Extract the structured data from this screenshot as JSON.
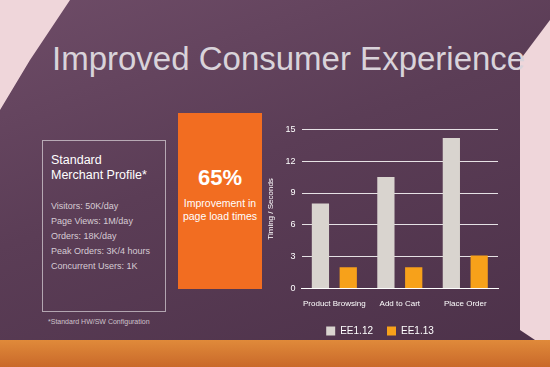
{
  "chart_data": {
    "type": "bar",
    "title": "Improved Consumer Experience",
    "y_label": "Timing / Seconds",
    "categories": [
      "Product Browsing",
      "Add to Cart",
      "Place Order"
    ],
    "series": [
      {
        "name": "EE1.12",
        "color": "#d9d4cf",
        "values": [
          8,
          10.5,
          14.2
        ]
      },
      {
        "name": "EE1.13",
        "color": "#f7a11a",
        "values": [
          2,
          2,
          3.1
        ]
      }
    ],
    "ylim": [
      0,
      15
    ],
    "yticks": [
      0,
      3,
      6,
      9,
      12,
      15
    ],
    "grid": true,
    "legend": "bottom"
  },
  "panel": {
    "profile": {
      "heading": "Standard Merchant Profile*",
      "items": [
        "Visitors: 50K/day",
        "Page Views: 1M/day",
        "Orders: 18K/day",
        "Peak Orders: 3K/4 hours",
        "Concurrent Users: 1K"
      ]
    },
    "highlight": {
      "value": "65%",
      "text": "Improvement in page load times"
    },
    "footnote": "*Standard HW/SW Configuration"
  }
}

◆ ◆ ◆

(Required work): Omit the pictures and restate the rest of the records verbatim.

(Reply to the task):
Extract the structured data from this screenshot as JSON.
{
  "chart_data": {
    "type": "bar",
    "title": "Improved Consumer Experience",
    "y_label": "Timing / Seconds",
    "categories": [
      "Product Browsing",
      "Add to Cart",
      "Place Order"
    ],
    "series": [
      {
        "name": "EE1.12",
        "color": "#d9d4cf",
        "values": [
          8,
          10.5,
          14.2
        ]
      },
      {
        "name": "EE1.13",
        "color": "#f7a11a",
        "values": [
          2,
          2,
          3.1
        ]
      }
    ],
    "ylim": [
      0,
      15
    ],
    "yticks": [
      0,
      3,
      6,
      9,
      12,
      15
    ],
    "grid": true,
    "legend": "bottom"
  },
  "panel": {
    "profile": {
      "heading": "Standard Merchant Profile*",
      "items": [
        "Visitors: 50K/day",
        "Page Views: 1M/day",
        "Orders: 18K/day",
        "Peak Orders: 3K/4 hours",
        "Concurrent Users: 1K"
      ]
    },
    "highlight": {
      "value": "65%",
      "text": "Improvement in page load times"
    },
    "footnote": "*Standard HW/SW Configuration"
  }
}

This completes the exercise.